* [GIVEN DATA]
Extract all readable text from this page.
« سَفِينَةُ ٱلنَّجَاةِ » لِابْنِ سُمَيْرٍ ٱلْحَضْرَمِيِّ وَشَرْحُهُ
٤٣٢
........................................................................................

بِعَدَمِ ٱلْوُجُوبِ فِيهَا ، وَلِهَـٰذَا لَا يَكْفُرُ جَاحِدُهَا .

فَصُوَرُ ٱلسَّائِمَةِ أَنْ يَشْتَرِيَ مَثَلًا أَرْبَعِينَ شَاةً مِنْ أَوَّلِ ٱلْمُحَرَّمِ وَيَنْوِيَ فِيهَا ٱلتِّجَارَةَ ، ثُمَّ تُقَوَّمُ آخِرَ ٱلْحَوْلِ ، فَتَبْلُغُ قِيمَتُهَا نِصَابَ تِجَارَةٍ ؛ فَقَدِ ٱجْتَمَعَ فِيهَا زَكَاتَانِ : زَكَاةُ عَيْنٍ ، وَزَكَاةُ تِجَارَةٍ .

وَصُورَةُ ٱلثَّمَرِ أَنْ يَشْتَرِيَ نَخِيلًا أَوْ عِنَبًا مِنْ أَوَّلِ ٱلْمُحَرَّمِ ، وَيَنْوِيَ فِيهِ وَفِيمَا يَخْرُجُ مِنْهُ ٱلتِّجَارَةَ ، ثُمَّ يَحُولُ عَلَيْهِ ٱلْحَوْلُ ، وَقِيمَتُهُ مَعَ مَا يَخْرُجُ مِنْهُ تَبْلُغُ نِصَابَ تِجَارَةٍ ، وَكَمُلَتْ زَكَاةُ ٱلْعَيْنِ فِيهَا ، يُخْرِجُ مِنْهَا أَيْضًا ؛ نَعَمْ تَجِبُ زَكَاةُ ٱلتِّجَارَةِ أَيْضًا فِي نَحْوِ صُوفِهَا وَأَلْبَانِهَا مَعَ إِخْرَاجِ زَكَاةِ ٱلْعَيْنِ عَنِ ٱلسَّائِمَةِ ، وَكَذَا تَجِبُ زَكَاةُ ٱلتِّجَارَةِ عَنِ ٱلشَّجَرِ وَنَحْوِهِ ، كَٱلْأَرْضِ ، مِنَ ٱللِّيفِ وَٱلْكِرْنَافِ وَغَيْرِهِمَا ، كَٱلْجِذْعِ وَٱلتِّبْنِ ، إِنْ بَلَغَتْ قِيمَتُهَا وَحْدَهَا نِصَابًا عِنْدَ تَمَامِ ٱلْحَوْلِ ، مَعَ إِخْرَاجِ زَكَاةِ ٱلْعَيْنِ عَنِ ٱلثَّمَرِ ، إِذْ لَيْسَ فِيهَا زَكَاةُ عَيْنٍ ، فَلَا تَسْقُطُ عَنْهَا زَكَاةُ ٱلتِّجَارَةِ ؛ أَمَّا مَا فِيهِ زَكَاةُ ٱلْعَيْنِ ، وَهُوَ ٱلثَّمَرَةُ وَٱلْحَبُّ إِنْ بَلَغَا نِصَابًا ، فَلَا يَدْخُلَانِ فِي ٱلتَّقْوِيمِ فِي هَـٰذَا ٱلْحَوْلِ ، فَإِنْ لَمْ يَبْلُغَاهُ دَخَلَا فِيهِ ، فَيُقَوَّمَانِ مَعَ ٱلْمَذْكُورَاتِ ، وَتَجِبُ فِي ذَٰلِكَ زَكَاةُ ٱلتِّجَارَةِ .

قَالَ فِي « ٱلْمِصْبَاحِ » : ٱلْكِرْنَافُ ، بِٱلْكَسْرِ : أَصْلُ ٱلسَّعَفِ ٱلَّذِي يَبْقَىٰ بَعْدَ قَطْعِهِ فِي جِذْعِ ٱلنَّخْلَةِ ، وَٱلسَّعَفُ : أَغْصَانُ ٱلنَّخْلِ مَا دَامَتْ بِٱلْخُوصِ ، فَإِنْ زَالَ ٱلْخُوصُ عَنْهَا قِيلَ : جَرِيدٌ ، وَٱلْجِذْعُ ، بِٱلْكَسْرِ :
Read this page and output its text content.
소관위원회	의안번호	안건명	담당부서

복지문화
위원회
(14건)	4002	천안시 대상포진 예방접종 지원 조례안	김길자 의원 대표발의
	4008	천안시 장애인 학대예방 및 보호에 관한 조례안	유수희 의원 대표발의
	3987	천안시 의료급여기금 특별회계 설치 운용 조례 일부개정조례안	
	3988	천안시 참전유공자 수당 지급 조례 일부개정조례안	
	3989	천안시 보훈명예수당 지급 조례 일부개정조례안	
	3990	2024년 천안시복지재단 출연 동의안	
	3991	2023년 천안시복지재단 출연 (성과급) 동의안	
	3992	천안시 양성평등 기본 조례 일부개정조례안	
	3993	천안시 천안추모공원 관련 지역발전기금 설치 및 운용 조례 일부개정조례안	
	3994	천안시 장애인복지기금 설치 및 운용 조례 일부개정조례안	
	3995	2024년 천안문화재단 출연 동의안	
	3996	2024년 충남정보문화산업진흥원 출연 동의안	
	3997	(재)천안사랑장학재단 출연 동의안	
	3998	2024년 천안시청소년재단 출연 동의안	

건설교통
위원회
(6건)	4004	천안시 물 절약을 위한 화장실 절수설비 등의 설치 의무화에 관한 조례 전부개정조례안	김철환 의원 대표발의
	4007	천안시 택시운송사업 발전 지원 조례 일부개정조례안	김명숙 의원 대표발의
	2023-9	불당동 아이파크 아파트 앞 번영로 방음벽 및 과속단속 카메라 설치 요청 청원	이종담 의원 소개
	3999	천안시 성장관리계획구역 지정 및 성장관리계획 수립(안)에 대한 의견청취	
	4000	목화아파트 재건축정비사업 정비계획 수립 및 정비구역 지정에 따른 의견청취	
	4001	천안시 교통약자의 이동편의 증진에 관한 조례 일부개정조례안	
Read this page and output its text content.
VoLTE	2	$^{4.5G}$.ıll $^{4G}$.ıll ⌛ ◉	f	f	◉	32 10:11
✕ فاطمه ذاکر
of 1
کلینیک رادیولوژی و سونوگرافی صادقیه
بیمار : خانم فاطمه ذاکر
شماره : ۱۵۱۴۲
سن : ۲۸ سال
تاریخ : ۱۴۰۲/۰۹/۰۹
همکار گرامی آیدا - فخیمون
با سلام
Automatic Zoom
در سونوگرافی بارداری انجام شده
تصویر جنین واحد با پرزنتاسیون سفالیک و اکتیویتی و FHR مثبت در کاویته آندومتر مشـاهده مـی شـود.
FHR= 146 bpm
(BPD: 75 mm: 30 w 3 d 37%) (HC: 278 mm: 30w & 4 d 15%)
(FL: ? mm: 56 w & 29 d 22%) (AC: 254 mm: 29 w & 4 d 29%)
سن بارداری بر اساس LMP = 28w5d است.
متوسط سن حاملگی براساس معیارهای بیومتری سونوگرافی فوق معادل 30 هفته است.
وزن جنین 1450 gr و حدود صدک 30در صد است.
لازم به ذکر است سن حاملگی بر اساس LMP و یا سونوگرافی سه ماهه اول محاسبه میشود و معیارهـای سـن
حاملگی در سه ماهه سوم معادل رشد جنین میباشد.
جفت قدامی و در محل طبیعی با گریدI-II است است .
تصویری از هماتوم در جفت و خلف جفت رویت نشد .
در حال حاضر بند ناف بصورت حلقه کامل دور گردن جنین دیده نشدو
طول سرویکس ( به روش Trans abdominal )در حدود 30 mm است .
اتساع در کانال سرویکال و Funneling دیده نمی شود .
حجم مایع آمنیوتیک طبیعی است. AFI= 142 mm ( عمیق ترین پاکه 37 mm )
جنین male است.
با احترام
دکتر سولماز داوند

* [EXERCISE AIM]
Reproduce the material exactly, with every line intact.

* [COMPLETE RESPONSE]
Extract all readable text from this page.
« سَفِينَةُ ٱلنَّجَاةِ » لِابْنِ سُمَيْرٍ ٱلْحَضْرَمِيِّ وَشَرْحُهُ
٤٣٢
........................................................................................

بِعَدَمِ ٱلْوُجُوبِ فِيهَا ، وَلِهَـٰذَا لَا يَكْفُرُ جَاحِدُهَا .

فَصُوَرُ ٱلسَّائِمَةِ أَنْ يَشْتَرِيَ مَثَلًا أَرْبَعِينَ شَاةً مِنْ أَوَّلِ ٱلْمُحَرَّمِ وَيَنْوِيَ فِيهَا ٱلتِّجَارَةَ ، ثُمَّ تُقَوَّمُ آخِرَ ٱلْحَوْلِ ، فَتَبْلُغُ قِيمَتُهَا نِصَابَ تِجَارَةٍ ؛ فَقَدِ ٱجْتَمَعَ فِيهَا زَكَاتَانِ : زَكَاةُ عَيْنٍ ، وَزَكَاةُ تِجَارَةٍ .

وَصُورَةُ ٱلثَّمَرِ أَنْ يَشْتَرِيَ نَخِيلًا أَوْ عِنَبًا مِنْ أَوَّلِ ٱلْمُحَرَّمِ ، وَيَنْوِيَ فِيهِ وَفِيمَا يَخْرُجُ مِنْهُ ٱلتِّجَارَةَ ، ثُمَّ يَحُولُ عَلَيْهِ ٱلْحَوْلُ ، وَقِيمَتُهُ مَعَ مَا يَخْرُجُ مِنْهُ تَبْلُغُ نِصَابَ تِجَارَةٍ ، وَكَمُلَتْ زَكَاةُ ٱلْعَيْنِ فِيهَا ، يُخْرِجُ مِنْهَا أَيْضًا ؛ نَعَمْ تَجِبُ زَكَاةُ ٱلتِّجَارَةِ أَيْضًا فِي نَحْوِ صُوفِهَا وَأَلْبَانِهَا مَعَ إِخْرَاجِ زَكَاةِ ٱلْعَيْنِ عَنِ ٱلسَّائِمَةِ ، وَكَذَا تَجِبُ زَكَاةُ ٱلتِّجَارَةِ عَنِ ٱلشَّجَرِ وَنَحْوِهِ ، كَٱلْأَرْضِ ، مِنَ ٱللِّيفِ وَٱلْكِرْنَافِ وَغَيْرِهِمَا ، كَٱلْجِذْعِ وَٱلتِّبْنِ ، إِنْ بَلَغَتْ قِيمَتُهَا وَحْدَهَا نِصَابًا عِنْدَ تَمَامِ ٱلْحَوْلِ ، مَعَ إِخْرَاجِ زَكَاةِ ٱلْعَيْنِ عَنِ ٱلثَّمَرِ ، إِذْ لَيْسَ فِيهَا زَكَاةُ عَيْنٍ ، فَلَا تَسْقُطُ عَنْهَا زَكَاةُ ٱلتِّجَارَةِ ؛ أَمَّا مَا فِيهِ زَكَاةُ ٱلْعَيْنِ ، وَهُوَ ٱلثَّمَرَةُ وَٱلْحَبُّ إِنْ بَلَغَا نِصَابًا ، فَلَا يَدْخُلَانِ فِي ٱلتَّقْوِيمِ فِي هَـٰذَا ٱلْحَوْلِ ، فَإِنْ لَمْ يَبْلُغَاهُ دَخَلَا فِيهِ ، فَيُقَوَّمَانِ مَعَ ٱلْمَذْكُورَاتِ ، وَتَجِبُ فِي ذَٰلِكَ زَكَاةُ ٱلتِّجَارَةِ .

قَالَ فِي « ٱلْمِصْبَاحِ » : ٱلْكِرْنَافُ ، بِٱلْكَسْرِ : أَصْلُ ٱلسَّعَفِ ٱلَّذِي يَبْقَىٰ بَعْدَ قَطْعِهِ فِي جِذْعِ ٱلنَّخْلَةِ ، وَٱلسَّعَفُ : أَغْصَانُ ٱلنَّخْلِ مَا دَامَتْ بِٱلْخُوصِ ، فَإِنْ زَالَ ٱلْخُوصُ عَنْهَا قِيلَ : جَرِيدٌ ، وَٱلْجِذْعُ ، بِٱلْكَسْرِ :
Read this page and output its text content.
소관위원회	의안번호	안건명	담당부서

복지문화
위원회
(14건)	4002	천안시 대상포진 예방접종 지원 조례안	김길자 의원 대표발의
	4008	천안시 장애인 학대예방 및 보호에 관한 조례안	유수희 의원 대표발의
	3987	천안시 의료급여기금 특별회계 설치 운용 조례 일부개정조례안	
	3988	천안시 참전유공자 수당 지급 조례 일부개정조례안	
	3989	천안시 보훈명예수당 지급 조례 일부개정조례안	
	3990	2024년 천안시복지재단 출연 동의안	
	3991	2023년 천안시복지재단 출연 (성과급) 동의안	
	3992	천안시 양성평등 기본 조례 일부개정조례안	
	3993	천안시 천안추모공원 관련 지역발전기금 설치 및 운용 조례 일부개정조례안	
	3994	천안시 장애인복지기금 설치 및 운용 조례 일부개정조례안	
	3995	2024년 천안문화재단 출연 동의안	
	3996	2024년 충남정보문화산업진흥원 출연 동의안	
	3997	(재)천안사랑장학재단 출연 동의안	
	3998	2024년 천안시청소년재단 출연 동의안	

건설교통
위원회
(6건)	4004	천안시 물 절약을 위한 화장실 절수설비 등의 설치 의무화에 관한 조례 전부개정조례안	김철환 의원 대표발의
	4007	천안시 택시운송사업 발전 지원 조례 일부개정조례안	김명숙 의원 대표발의
	2023-9	불당동 아이파크 아파트 앞 번영로 방음벽 및 과속단속 카메라 설치 요청 청원	이종담 의원 소개
	3999	천안시 성장관리계획구역 지정 및 성장관리계획 수립(안)에 대한 의견청취	
	4000	목화아파트 재건축정비사업 정비계획 수립 및 정비구역 지정에 따른 의견청취	
	4001	천안시 교통약자의 이동편의 증진에 관한 조례 일부개정조례안	
Read this page and output its text content.
VoLTE	2	$^{4.5G}$.ıll $^{4G}$.ıll ⌛ ◉	f	f	◉	32 10:11
✕ فاطمه ذاکر
of 1
کلینیک رادیولوژی و سونوگرافی صادقیه
بیمار : خانم فاطمه ذاکر
شماره : ۱۵۱۴۲
سن : ۲۸ سال
تاریخ : ۱۴۰۲/۰۹/۰۹
همکار گرامی آیدا - فخیمون
با سلام
Automatic Zoom
در سونوگرافی بارداری انجام شده
تصویر جنین واحد با پرزنتاسیون سفالیک و اکتیویتی و FHR مثبت در کاویته آندومتر مشـاهده مـی شـود.
FHR= 146 bpm
(BPD: 75 mm: 30 w 3 d 37%) (HC: 278 mm: 30w & 4 d 15%)
(FL: ? mm: 56 w & 29 d 22%) (AC: 254 mm: 29 w & 4 d 29%)
سن بارداری بر اساس LMP = 28w5d است.
متوسط سن حاملگی براساس معیارهای بیومتری سونوگرافی فوق معادل 30 هفته است.
وزن جنین 1450 gr و حدود صدک 30در صد است.
لازم به ذکر است سن حاملگی بر اساس LMP و یا سونوگرافی سه ماهه اول محاسبه میشود و معیارهـای سـن
حاملگی در سه ماهه سوم معادل رشد جنین میباشد.
جفت قدامی و در محل طبیعی با گریدI-II است است .
تصویری از هماتوم در جفت و خلف جفت رویت نشد .
در حال حاضر بند ناف بصورت حلقه کامل دور گردن جنین دیده نشدو
طول سرویکس ( به روش Trans abdominal )در حدود 30 mm است .
اتساع در کانال سرویکال و Funneling دیده نمی شود .
حجم مایع آمنیوتیک طبیعی است. AFI= 142 mm ( عمیق ترین پاکه 37 mm )
جنین male است.
با احترام
دکتر سولماز داوند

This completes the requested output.